● **Supplied records**:

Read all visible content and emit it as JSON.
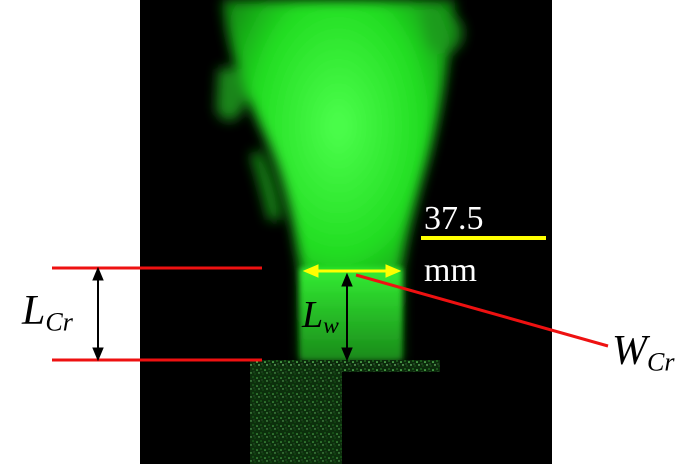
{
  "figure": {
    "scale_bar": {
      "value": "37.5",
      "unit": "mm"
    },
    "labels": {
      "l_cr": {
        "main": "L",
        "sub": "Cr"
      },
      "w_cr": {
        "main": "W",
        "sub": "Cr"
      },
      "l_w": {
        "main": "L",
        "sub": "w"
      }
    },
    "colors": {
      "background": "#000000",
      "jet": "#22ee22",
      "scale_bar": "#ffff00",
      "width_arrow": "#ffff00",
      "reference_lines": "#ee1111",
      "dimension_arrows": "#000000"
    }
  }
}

● **Task goal**:
Without including any pictures, print each record exactly.

● **The output**:
Read all visible content and emit it as JSON.
{
  "figure": {
    "scale_bar": {
      "value": "37.5",
      "unit": "mm"
    },
    "labels": {
      "l_cr": {
        "main": "L",
        "sub": "Cr"
      },
      "w_cr": {
        "main": "W",
        "sub": "Cr"
      },
      "l_w": {
        "main": "L",
        "sub": "w"
      }
    },
    "colors": {
      "background": "#000000",
      "jet": "#22ee22",
      "scale_bar": "#ffff00",
      "width_arrow": "#ffff00",
      "reference_lines": "#ee1111",
      "dimension_arrows": "#000000"
    }
  }
}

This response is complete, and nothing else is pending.